- **Recorded data**:
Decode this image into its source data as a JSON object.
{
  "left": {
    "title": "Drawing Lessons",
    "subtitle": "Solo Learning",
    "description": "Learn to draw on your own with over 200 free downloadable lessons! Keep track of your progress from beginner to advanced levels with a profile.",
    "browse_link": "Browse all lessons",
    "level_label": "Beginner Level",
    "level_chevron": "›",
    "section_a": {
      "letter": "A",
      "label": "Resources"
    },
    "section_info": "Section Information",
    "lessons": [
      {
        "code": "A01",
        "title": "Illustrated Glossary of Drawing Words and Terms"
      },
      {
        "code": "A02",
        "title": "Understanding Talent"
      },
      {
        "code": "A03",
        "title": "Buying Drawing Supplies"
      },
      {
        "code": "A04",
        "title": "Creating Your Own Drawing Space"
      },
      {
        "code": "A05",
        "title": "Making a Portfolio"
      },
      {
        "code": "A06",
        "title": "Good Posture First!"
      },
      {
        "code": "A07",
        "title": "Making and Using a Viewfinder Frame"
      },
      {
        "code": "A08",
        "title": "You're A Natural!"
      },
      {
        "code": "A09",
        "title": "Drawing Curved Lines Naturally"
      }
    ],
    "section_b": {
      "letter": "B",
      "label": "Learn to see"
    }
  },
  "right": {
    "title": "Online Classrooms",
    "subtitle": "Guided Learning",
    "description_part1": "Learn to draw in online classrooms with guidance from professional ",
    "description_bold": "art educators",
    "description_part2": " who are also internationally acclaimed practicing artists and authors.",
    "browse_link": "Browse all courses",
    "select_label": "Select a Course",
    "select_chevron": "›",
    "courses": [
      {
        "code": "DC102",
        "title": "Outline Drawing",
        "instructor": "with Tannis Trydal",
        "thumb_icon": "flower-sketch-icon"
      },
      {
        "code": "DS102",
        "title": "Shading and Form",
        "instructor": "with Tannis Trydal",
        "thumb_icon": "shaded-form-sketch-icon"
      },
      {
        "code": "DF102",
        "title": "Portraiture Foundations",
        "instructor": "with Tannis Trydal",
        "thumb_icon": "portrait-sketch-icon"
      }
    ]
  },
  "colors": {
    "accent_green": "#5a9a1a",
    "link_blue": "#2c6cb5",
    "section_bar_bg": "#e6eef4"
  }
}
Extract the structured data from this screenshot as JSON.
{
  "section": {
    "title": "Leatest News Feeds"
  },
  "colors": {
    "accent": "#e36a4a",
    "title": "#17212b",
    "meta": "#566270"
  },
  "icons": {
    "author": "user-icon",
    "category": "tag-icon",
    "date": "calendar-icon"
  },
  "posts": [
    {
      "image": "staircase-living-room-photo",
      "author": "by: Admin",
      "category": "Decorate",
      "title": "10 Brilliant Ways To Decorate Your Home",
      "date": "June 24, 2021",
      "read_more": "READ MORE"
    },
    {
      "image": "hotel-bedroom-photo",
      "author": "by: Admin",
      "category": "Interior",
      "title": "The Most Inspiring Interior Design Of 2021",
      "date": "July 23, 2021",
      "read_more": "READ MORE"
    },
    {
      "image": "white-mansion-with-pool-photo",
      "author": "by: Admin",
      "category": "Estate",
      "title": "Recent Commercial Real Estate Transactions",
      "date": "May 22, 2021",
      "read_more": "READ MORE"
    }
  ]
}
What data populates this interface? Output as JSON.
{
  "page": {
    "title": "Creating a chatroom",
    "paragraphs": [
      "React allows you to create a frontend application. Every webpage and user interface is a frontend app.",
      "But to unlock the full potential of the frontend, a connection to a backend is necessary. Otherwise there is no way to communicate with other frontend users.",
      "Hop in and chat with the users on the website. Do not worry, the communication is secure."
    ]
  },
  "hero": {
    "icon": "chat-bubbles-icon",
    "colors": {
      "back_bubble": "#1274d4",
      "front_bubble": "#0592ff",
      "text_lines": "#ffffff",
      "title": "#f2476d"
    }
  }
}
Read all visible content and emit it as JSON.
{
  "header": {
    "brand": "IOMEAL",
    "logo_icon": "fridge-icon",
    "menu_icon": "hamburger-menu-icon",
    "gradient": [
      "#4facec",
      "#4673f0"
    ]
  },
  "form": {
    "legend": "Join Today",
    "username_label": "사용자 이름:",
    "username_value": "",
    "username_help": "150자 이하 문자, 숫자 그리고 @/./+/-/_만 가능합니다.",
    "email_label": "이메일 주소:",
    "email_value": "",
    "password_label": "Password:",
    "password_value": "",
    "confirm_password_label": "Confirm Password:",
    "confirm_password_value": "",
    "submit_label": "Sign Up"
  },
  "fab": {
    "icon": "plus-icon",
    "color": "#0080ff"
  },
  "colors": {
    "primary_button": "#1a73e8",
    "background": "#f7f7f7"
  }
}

- **What the task requires**:
All of the entries above should be written out again exactly.

- **Result of the task**:
Decode this image into its source data as a JSON object.
{
  "left": {
    "title": "Drawing Lessons",
    "subtitle": "Solo Learning",
    "description": "Learn to draw on your own with over 200 free downloadable lessons! Keep track of your progress from beginner to advanced levels with a profile.",
    "browse_link": "Browse all lessons",
    "level_label": "Beginner Level",
    "level_chevron": "›",
    "section_a": {
      "letter": "A",
      "label": "Resources"
    },
    "section_info": "Section Information",
    "lessons": [
      {
        "code": "A01",
        "title": "Illustrated Glossary of Drawing Words and Terms"
      },
      {
        "code": "A02",
        "title": "Understanding Talent"
      },
      {
        "code": "A03",
        "title": "Buying Drawing Supplies"
      },
      {
        "code": "A04",
        "title": "Creating Your Own Drawing Space"
      },
      {
        "code": "A05",
        "title": "Making a Portfolio"
      },
      {
        "code": "A06",
        "title": "Good Posture First!"
      },
      {
        "code": "A07",
        "title": "Making and Using a Viewfinder Frame"
      },
      {
        "code": "A08",
        "title": "You're A Natural!"
      },
      {
        "code": "A09",
        "title": "Drawing Curved Lines Naturally"
      }
    ],
    "section_b": {
      "letter": "B",
      "label": "Learn to see"
    }
  },
  "right": {
    "title": "Online Classrooms",
    "subtitle": "Guided Learning",
    "description_part1": "Learn to draw in online classrooms with guidance from professional ",
    "description_bold": "art educators",
    "description_part2": " who are also internationally acclaimed practicing artists and authors.",
    "browse_link": "Browse all courses",
    "select_label": "Select a Course",
    "select_chevron": "›",
    "courses": [
      {
        "code": "DC102",
        "title": "Outline Drawing",
        "instructor": "with Tannis Trydal",
        "thumb_icon": "flower-sketch-icon"
      },
      {
        "code": "DS102",
        "title": "Shading and Form",
        "instructor": "with Tannis Trydal",
        "thumb_icon": "shaded-form-sketch-icon"
      },
      {
        "code": "DF102",
        "title": "Portraiture Foundations",
        "instructor": "with Tannis Trydal",
        "thumb_icon": "portrait-sketch-icon"
      }
    ]
  },
  "colors": {
    "accent_green": "#5a9a1a",
    "link_blue": "#2c6cb5",
    "section_bar_bg": "#e6eef4"
  }
}
Extract the structured data from this screenshot as JSON.
{
  "section": {
    "title": "Leatest News Feeds"
  },
  "colors": {
    "accent": "#e36a4a",
    "title": "#17212b",
    "meta": "#566270"
  },
  "icons": {
    "author": "user-icon",
    "category": "tag-icon",
    "date": "calendar-icon"
  },
  "posts": [
    {
      "image": "staircase-living-room-photo",
      "author": "by: Admin",
      "category": "Decorate",
      "title": "10 Brilliant Ways To Decorate Your Home",
      "date": "June 24, 2021",
      "read_more": "READ MORE"
    },
    {
      "image": "hotel-bedroom-photo",
      "author": "by: Admin",
      "category": "Interior",
      "title": "The Most Inspiring Interior Design Of 2021",
      "date": "July 23, 2021",
      "read_more": "READ MORE"
    },
    {
      "image": "white-mansion-with-pool-photo",
      "author": "by: Admin",
      "category": "Estate",
      "title": "Recent Commercial Real Estate Transactions",
      "date": "May 22, 2021",
      "read_more": "READ MORE"
    }
  ]
}
What data populates this interface? Output as JSON.
{
  "page": {
    "title": "Creating a chatroom",
    "paragraphs": [
      "React allows you to create a frontend application. Every webpage and user interface is a frontend app.",
      "But to unlock the full potential of the frontend, a connection to a backend is necessary. Otherwise there is no way to communicate with other frontend users.",
      "Hop in and chat with the users on the website. Do not worry, the communication is secure."
    ]
  },
  "hero": {
    "icon": "chat-bubbles-icon",
    "colors": {
      "back_bubble": "#1274d4",
      "front_bubble": "#0592ff",
      "text_lines": "#ffffff",
      "title": "#f2476d"
    }
  }
}
Read all visible content and emit it as JSON.
{
  "header": {
    "brand": "IOMEAL",
    "logo_icon": "fridge-icon",
    "menu_icon": "hamburger-menu-icon",
    "gradient": [
      "#4facec",
      "#4673f0"
    ]
  },
  "form": {
    "legend": "Join Today",
    "username_label": "사용자 이름:",
    "username_value": "",
    "username_help": "150자 이하 문자, 숫자 그리고 @/./+/-/_만 가능합니다.",
    "email_label": "이메일 주소:",
    "email_value": "",
    "password_label": "Password:",
    "password_value": "",
    "confirm_password_label": "Confirm Password:",
    "confirm_password_value": "",
    "submit_label": "Sign Up"
  },
  "fab": {
    "icon": "plus-icon",
    "color": "#0080ff"
  },
  "colors": {
    "primary_button": "#1a73e8",
    "background": "#f7f7f7"
  }
}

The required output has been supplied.